***** INPUT DATA *****

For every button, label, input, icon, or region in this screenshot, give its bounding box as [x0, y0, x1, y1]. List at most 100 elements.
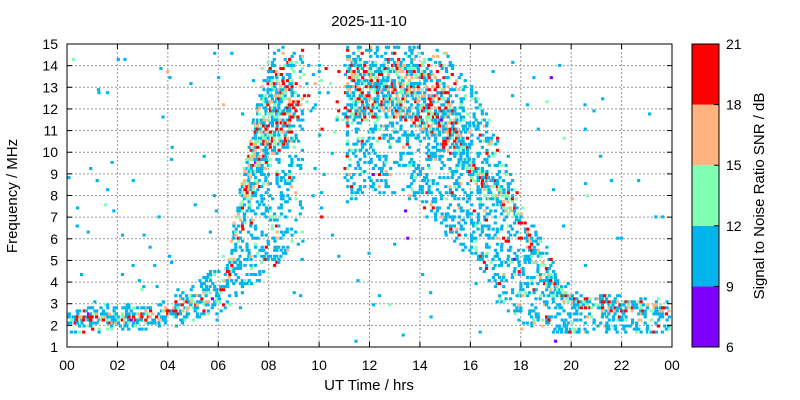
data-point [253, 157, 257, 161]
data-point [529, 315, 534, 319]
data-point [389, 106, 393, 110]
data-point [472, 179, 476, 183]
data-point [637, 300, 641, 304]
data-point [448, 203, 452, 207]
data-point [391, 79, 395, 83]
data-point [495, 194, 500, 198]
data-point [549, 76, 553, 80]
data-point [463, 85, 467, 89]
data-point [361, 76, 365, 80]
data-point [138, 315, 142, 319]
data-points [67, 45, 671, 343]
data-point [424, 106, 429, 110]
data-point [439, 94, 444, 98]
data-point [365, 60, 369, 64]
data-point [532, 248, 536, 252]
data-point [360, 82, 364, 86]
data-point [534, 306, 538, 310]
data-point [234, 248, 238, 252]
data-point [442, 109, 446, 113]
data-point [545, 270, 549, 273]
data-point [412, 67, 416, 70]
data-point [266, 124, 270, 128]
data-point [389, 167, 393, 170]
data-point [414, 112, 418, 116]
data-point [256, 118, 260, 122]
data-point [416, 112, 420, 116]
data-point [243, 185, 247, 189]
data-point [500, 200, 504, 204]
data-point [442, 76, 446, 80]
data-point [251, 188, 255, 192]
data-point [414, 136, 418, 140]
data-point [345, 173, 349, 176]
data-point [401, 91, 405, 95]
data-point [288, 163, 292, 167]
data-point [440, 67, 444, 70]
data-point [433, 109, 438, 113]
data-point [393, 242, 397, 246]
data-point [298, 200, 302, 204]
data-point [260, 139, 264, 143]
data-point [484, 267, 489, 270]
data-point [399, 76, 403, 80]
data-point [451, 100, 455, 104]
data-point [539, 294, 543, 298]
data-point [401, 115, 405, 119]
data-point [258, 248, 262, 252]
data-point [167, 312, 172, 316]
data-point [356, 188, 360, 192]
data-point [223, 279, 228, 283]
data-point [262, 88, 266, 92]
data-point [510, 179, 515, 183]
data-point [485, 148, 489, 152]
data-point [470, 163, 474, 167]
data-point [163, 306, 167, 310]
data-point [346, 103, 350, 107]
data-point [639, 309, 643, 313]
data-point [410, 133, 414, 137]
data-point [363, 115, 367, 119]
data-point [399, 85, 403, 89]
data-point [356, 63, 360, 67]
data-point [76, 206, 80, 210]
data-point [395, 160, 399, 164]
data-point [363, 185, 367, 189]
data-point [243, 170, 247, 173]
data-point [525, 233, 530, 237]
data-point [288, 176, 292, 180]
data-point [80, 315, 84, 319]
data-point [110, 160, 114, 164]
data-point [273, 133, 277, 137]
data-point [264, 151, 268, 155]
data-point [422, 136, 426, 140]
data-point [433, 115, 438, 119]
data-point [277, 215, 281, 219]
data-point [571, 321, 575, 325]
data-point [459, 154, 463, 158]
data-point [290, 163, 294, 167]
data-point [575, 318, 579, 322]
data-point [300, 257, 304, 261]
data-point [474, 173, 478, 176]
data-point [478, 106, 482, 110]
data-point [444, 112, 448, 116]
data-point [446, 109, 450, 113]
data-point [343, 73, 348, 76]
data-point [500, 212, 504, 216]
data-point [273, 106, 277, 110]
data-point [161, 309, 165, 313]
data-point [495, 197, 499, 201]
data-point [284, 106, 288, 110]
data-point [461, 124, 465, 128]
data-point [369, 45, 373, 49]
data-point [290, 79, 294, 83]
data-point [474, 151, 478, 155]
data-point [384, 154, 388, 158]
data-point [429, 97, 433, 101]
data-point [352, 173, 356, 176]
data-point [348, 157, 352, 161]
data-point [465, 136, 469, 140]
data-point [296, 163, 300, 167]
data-point [643, 312, 647, 316]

*****

> _STATED PROBLEM_
Copy every line of the items above without changing anything, leaving out the pictures.

> _FULL SOLUTION_
For every button, label, input, icon, or region in this screenshot, give its bounding box as [x0, y0, x1, y1]. List at most 100 elements.
data-point [253, 157, 257, 161]
data-point [529, 315, 534, 319]
data-point [389, 106, 393, 110]
data-point [472, 179, 476, 183]
data-point [637, 300, 641, 304]
data-point [448, 203, 452, 207]
data-point [391, 79, 395, 83]
data-point [495, 194, 500, 198]
data-point [549, 76, 553, 80]
data-point [463, 85, 467, 89]
data-point [361, 76, 365, 80]
data-point [138, 315, 142, 319]
data-points [67, 45, 671, 343]
data-point [424, 106, 429, 110]
data-point [439, 94, 444, 98]
data-point [365, 60, 369, 64]
data-point [532, 248, 536, 252]
data-point [360, 82, 364, 86]
data-point [534, 306, 538, 310]
data-point [234, 248, 238, 252]
data-point [442, 109, 446, 113]
data-point [545, 270, 549, 273]
data-point [412, 67, 416, 70]
data-point [266, 124, 270, 128]
data-point [389, 167, 393, 170]
data-point [414, 112, 418, 116]
data-point [256, 118, 260, 122]
data-point [416, 112, 420, 116]
data-point [243, 185, 247, 189]
data-point [500, 200, 504, 204]
data-point [442, 76, 446, 80]
data-point [251, 188, 255, 192]
data-point [414, 136, 418, 140]
data-point [345, 173, 349, 176]
data-point [401, 91, 405, 95]
data-point [288, 163, 292, 167]
data-point [440, 67, 444, 70]
data-point [433, 109, 438, 113]
data-point [393, 242, 397, 246]
data-point [298, 200, 302, 204]
data-point [260, 139, 264, 143]
data-point [484, 267, 489, 270]
data-point [399, 76, 403, 80]
data-point [451, 100, 455, 104]
data-point [539, 294, 543, 298]
data-point [401, 115, 405, 119]
data-point [258, 248, 262, 252]
data-point [167, 312, 172, 316]
data-point [356, 188, 360, 192]
data-point [223, 279, 228, 283]
data-point [262, 88, 266, 92]
data-point [510, 179, 515, 183]
data-point [485, 148, 489, 152]
data-point [470, 163, 474, 167]
data-point [163, 306, 167, 310]
data-point [346, 103, 350, 107]
data-point [639, 309, 643, 313]
data-point [410, 133, 414, 137]
data-point [363, 115, 367, 119]
data-point [399, 85, 403, 89]
data-point [356, 63, 360, 67]
data-point [76, 206, 80, 210]
data-point [395, 160, 399, 164]
data-point [363, 185, 367, 189]
data-point [243, 170, 247, 173]
data-point [525, 233, 530, 237]
data-point [288, 176, 292, 180]
data-point [80, 315, 84, 319]
data-point [110, 160, 114, 164]
data-point [273, 133, 277, 137]
data-point [264, 151, 268, 155]
data-point [422, 136, 426, 140]
data-point [433, 115, 438, 119]
data-point [277, 215, 281, 219]
data-point [571, 321, 575, 325]
data-point [459, 154, 463, 158]
data-point [290, 163, 294, 167]
data-point [575, 318, 579, 322]
data-point [300, 257, 304, 261]
data-point [474, 173, 478, 176]
data-point [478, 106, 482, 110]
data-point [444, 112, 448, 116]
data-point [446, 109, 450, 113]
data-point [343, 73, 348, 76]
data-point [500, 212, 504, 216]
data-point [273, 106, 277, 110]
data-point [161, 309, 165, 313]
data-point [495, 197, 499, 201]
data-point [284, 106, 288, 110]
data-point [461, 124, 465, 128]
data-point [369, 45, 373, 49]
data-point [290, 79, 294, 83]
data-point [474, 151, 478, 155]
data-point [384, 154, 388, 158]
data-point [429, 97, 433, 101]
data-point [352, 173, 356, 176]
data-point [348, 157, 352, 161]
data-point [465, 136, 469, 140]
data-point [296, 163, 300, 167]
data-point [643, 312, 647, 316]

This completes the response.